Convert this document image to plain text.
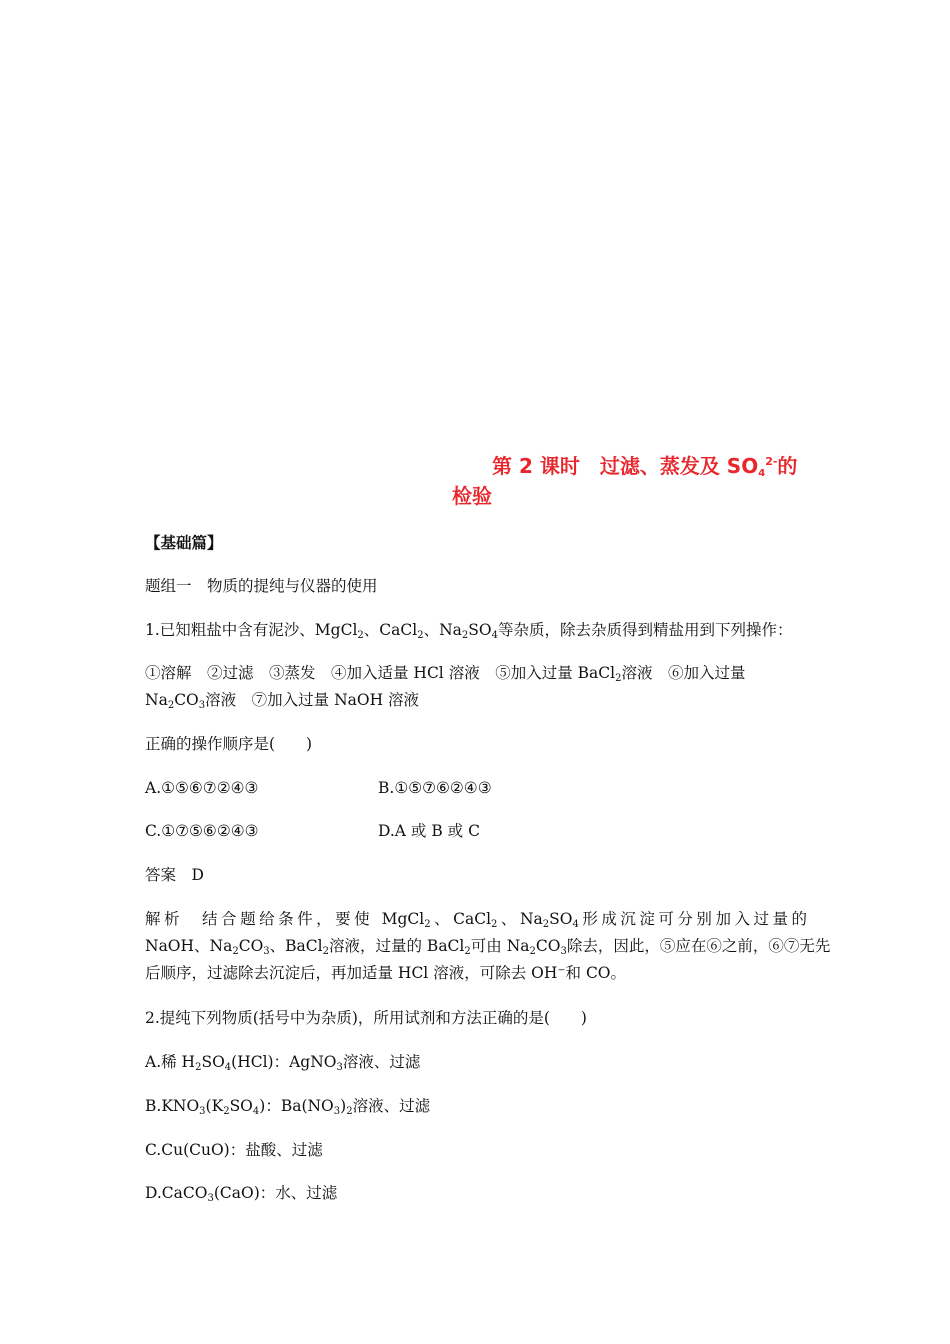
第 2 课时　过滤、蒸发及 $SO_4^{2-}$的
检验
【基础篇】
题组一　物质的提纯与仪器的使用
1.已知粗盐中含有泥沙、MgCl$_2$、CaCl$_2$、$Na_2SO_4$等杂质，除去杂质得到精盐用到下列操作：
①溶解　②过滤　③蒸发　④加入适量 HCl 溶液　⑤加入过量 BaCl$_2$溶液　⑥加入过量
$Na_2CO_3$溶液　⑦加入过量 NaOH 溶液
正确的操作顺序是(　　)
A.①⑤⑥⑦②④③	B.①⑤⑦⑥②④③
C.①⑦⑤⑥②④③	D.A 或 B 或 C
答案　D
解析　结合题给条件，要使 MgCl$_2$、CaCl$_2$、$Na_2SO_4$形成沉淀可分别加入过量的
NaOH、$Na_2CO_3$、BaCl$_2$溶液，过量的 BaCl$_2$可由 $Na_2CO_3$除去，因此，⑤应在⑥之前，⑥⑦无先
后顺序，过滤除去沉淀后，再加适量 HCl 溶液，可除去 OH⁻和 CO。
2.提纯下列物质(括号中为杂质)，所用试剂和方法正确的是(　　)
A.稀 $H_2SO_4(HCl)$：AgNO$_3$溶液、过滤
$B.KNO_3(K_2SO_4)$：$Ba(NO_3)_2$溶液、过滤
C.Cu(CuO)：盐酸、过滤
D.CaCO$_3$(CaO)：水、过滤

------------------------------

WHAT THE TASK REQUIRES:
Pick out each line above that includes "BaCl" and show it.

EXERCISE ANSWER:
①溶解　②过滤　③蒸发　④加入适量 HCl 溶液　⑤加入过量 BaCl$_2$溶液　⑥加入过量
NaOH、$Na_2CO_3$、BaCl$_2$溶液，过量的 BaCl$_2$可由 $Na_2CO_3$除去，因此，⑤应在⑥之前，⑥⑦无先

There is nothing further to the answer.